Required work - Show each line from the listing that includes the word "比利时和卢森堡".

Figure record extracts
_____

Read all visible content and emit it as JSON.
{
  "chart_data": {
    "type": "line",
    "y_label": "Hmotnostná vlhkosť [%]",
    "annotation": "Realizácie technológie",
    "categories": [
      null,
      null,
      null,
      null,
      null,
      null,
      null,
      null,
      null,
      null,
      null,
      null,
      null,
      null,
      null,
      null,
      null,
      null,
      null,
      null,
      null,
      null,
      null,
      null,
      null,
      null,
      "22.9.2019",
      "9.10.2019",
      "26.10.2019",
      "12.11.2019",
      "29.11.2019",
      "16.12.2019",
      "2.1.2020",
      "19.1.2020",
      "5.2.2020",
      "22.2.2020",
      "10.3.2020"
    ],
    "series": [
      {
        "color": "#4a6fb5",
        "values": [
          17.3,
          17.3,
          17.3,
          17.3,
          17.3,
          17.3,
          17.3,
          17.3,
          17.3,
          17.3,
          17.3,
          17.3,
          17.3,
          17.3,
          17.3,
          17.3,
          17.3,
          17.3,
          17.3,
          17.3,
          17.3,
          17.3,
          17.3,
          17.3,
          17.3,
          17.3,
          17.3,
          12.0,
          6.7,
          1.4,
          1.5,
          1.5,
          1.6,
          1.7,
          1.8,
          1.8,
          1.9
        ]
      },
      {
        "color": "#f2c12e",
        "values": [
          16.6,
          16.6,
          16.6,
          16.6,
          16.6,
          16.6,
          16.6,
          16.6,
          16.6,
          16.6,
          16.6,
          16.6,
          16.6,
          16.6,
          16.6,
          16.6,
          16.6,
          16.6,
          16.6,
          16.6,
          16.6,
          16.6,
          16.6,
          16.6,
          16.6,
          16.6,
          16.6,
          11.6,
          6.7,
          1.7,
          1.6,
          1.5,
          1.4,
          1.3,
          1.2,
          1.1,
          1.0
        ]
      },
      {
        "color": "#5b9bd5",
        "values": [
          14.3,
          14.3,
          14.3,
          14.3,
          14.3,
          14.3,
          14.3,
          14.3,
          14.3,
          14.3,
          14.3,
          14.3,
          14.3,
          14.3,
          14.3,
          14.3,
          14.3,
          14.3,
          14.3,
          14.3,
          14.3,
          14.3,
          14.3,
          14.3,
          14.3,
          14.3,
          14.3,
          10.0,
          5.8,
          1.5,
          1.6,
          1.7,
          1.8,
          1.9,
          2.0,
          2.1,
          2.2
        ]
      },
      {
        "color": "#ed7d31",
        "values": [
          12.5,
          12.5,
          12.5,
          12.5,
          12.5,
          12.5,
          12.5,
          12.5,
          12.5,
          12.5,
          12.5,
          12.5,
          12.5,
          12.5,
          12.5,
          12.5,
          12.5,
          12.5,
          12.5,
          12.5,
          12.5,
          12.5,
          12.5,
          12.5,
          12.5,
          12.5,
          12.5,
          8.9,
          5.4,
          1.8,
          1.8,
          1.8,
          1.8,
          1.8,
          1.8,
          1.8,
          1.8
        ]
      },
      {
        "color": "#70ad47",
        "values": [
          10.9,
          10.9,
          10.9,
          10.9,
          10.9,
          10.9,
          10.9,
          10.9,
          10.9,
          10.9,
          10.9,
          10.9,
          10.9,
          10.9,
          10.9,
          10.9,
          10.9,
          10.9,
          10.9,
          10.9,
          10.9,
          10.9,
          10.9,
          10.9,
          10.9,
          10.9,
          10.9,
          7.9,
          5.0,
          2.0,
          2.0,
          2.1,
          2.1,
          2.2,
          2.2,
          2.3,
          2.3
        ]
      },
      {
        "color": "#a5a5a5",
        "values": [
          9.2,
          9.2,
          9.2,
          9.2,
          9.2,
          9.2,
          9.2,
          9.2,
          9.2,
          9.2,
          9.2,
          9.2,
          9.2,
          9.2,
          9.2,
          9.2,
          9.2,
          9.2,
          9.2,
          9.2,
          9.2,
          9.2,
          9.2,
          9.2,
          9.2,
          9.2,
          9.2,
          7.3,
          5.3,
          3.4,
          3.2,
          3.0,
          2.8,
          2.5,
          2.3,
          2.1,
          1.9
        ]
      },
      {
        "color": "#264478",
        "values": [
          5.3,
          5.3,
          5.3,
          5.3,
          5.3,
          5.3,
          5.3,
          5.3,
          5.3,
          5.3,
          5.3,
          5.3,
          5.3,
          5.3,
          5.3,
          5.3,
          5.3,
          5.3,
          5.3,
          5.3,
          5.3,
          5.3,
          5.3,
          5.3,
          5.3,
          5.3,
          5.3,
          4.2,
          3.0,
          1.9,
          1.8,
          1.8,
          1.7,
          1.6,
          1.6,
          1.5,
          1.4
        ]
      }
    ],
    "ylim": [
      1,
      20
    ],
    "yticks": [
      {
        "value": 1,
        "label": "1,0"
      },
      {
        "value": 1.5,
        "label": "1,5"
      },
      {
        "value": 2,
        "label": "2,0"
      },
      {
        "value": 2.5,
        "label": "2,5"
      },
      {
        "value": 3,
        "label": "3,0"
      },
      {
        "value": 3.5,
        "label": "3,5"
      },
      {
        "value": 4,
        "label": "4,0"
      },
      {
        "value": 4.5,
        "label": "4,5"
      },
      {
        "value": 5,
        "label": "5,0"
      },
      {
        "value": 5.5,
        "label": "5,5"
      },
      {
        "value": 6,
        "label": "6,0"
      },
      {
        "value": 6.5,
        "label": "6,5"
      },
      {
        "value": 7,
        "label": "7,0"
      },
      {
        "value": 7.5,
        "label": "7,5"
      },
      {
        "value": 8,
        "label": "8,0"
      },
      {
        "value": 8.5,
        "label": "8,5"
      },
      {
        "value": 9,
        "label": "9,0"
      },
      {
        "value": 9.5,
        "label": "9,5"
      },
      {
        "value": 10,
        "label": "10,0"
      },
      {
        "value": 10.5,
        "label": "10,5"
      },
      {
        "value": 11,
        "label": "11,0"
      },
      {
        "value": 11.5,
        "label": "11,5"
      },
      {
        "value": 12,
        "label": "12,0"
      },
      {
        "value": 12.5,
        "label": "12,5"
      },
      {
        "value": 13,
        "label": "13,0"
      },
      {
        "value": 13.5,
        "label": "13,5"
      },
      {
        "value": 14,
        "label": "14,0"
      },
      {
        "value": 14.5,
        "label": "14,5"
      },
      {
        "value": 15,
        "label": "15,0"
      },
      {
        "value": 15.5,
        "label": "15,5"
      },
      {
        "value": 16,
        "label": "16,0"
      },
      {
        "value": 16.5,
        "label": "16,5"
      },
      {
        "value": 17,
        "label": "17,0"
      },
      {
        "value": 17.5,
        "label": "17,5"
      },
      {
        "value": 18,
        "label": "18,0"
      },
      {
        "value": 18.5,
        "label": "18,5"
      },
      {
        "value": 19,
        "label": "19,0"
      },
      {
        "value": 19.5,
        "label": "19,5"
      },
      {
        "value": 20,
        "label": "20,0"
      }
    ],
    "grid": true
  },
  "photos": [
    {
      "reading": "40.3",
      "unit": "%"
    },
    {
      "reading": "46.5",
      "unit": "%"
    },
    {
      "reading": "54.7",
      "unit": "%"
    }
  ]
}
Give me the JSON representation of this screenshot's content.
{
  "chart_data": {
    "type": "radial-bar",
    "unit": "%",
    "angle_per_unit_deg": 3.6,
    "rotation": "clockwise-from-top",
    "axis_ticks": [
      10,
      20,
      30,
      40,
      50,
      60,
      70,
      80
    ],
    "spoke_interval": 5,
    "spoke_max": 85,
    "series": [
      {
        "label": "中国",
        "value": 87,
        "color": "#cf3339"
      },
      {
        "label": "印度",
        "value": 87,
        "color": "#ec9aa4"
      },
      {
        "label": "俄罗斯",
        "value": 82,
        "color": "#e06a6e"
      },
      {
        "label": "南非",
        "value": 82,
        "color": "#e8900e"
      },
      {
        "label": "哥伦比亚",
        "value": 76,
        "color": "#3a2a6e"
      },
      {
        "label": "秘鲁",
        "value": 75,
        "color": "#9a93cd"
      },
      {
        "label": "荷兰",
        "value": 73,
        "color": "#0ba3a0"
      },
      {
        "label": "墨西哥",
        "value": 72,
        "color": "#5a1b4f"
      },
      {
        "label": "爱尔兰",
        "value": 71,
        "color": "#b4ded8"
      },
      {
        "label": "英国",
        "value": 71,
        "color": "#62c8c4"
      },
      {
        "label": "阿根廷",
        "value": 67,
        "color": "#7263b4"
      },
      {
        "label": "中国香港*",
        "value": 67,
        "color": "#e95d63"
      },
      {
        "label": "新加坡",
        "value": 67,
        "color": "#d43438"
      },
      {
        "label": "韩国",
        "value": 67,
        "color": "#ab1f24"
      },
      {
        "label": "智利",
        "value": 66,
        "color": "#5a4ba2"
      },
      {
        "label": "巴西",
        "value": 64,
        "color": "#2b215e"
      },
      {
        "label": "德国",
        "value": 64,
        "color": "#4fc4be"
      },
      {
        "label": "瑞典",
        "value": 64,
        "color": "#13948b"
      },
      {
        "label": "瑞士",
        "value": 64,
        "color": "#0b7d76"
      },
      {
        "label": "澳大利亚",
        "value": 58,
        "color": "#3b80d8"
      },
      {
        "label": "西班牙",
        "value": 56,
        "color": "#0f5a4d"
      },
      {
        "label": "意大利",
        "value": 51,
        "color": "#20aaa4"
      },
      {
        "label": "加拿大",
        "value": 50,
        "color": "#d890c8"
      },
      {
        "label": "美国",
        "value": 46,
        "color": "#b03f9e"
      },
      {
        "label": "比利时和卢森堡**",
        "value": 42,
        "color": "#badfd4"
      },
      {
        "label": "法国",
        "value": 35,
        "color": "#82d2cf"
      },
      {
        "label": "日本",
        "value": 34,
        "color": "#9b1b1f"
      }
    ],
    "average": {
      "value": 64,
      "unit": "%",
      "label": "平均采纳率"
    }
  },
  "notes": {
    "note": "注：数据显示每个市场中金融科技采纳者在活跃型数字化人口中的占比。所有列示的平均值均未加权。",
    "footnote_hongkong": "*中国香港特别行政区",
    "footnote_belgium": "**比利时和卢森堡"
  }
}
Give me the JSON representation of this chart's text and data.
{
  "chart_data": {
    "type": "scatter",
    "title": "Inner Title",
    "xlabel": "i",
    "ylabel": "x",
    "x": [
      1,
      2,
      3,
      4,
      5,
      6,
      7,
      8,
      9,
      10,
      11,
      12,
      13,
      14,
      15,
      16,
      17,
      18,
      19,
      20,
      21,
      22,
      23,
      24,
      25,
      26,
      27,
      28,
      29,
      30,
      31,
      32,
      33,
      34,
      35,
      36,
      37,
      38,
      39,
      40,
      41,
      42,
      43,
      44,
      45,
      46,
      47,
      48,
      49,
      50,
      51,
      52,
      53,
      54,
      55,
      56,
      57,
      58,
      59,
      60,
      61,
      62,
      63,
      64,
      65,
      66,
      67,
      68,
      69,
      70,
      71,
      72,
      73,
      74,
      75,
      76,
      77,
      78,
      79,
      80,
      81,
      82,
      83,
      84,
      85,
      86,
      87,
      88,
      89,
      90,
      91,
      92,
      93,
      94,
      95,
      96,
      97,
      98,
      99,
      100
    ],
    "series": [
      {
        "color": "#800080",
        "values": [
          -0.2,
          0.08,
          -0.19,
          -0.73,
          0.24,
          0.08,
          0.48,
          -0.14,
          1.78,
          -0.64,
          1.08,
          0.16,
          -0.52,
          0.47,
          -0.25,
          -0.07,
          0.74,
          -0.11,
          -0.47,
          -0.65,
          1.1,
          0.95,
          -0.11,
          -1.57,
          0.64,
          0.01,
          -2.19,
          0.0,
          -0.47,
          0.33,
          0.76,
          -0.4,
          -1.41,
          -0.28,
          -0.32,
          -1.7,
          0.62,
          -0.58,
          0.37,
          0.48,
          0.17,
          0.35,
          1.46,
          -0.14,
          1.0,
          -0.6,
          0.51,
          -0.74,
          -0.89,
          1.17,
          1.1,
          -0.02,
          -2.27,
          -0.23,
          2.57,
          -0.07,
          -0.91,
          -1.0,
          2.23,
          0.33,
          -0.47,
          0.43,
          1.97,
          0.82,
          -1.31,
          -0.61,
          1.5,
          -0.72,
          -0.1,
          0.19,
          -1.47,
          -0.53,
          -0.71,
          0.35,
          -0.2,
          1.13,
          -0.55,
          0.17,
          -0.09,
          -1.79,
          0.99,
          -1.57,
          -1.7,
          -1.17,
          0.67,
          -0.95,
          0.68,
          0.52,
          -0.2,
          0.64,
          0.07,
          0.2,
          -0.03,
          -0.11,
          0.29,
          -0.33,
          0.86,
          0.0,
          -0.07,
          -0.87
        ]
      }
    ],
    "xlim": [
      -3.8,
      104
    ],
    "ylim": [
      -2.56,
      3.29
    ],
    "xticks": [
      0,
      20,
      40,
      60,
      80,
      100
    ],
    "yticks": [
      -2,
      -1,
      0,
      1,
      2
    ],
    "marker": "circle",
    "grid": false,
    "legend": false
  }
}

_____

Response for this exercise -
        "label": "比利时和卢森堡**",
    "footnote_belgium": "**比利时和卢森堡"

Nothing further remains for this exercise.